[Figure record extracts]
━━━

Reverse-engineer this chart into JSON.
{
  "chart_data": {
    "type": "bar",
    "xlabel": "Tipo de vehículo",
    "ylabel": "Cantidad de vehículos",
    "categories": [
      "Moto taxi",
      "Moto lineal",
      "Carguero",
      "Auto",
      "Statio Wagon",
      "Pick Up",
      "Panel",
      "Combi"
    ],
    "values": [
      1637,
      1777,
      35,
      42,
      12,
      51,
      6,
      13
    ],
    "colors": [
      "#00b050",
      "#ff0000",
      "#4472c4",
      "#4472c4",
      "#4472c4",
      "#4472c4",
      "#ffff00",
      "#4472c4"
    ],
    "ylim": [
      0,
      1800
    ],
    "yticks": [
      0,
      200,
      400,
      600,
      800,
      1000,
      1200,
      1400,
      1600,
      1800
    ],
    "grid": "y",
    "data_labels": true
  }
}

━━━

** Written task **
Your task is to extract all of the records exactly.

** Written solution **
Reverse-engineer this chart into JSON.
{
  "chart_data": {
    "type": "bar",
    "xlabel": "Tipo de vehículo",
    "ylabel": "Cantidad de vehículos",
    "categories": [
      "Moto taxi",
      "Moto lineal",
      "Carguero",
      "Auto",
      "Statio Wagon",
      "Pick Up",
      "Panel",
      "Combi"
    ],
    "values": [
      1637,
      1777,
      35,
      42,
      12,
      51,
      6,
      13
    ],
    "colors": [
      "#00b050",
      "#ff0000",
      "#4472c4",
      "#4472c4",
      "#4472c4",
      "#4472c4",
      "#ffff00",
      "#4472c4"
    ],
    "ylim": [
      0,
      1800
    ],
    "yticks": [
      0,
      200,
      400,
      600,
      800,
      1000,
      1200,
      1400,
      1600,
      1800
    ],
    "grid": "y",
    "data_labels": true
  }
}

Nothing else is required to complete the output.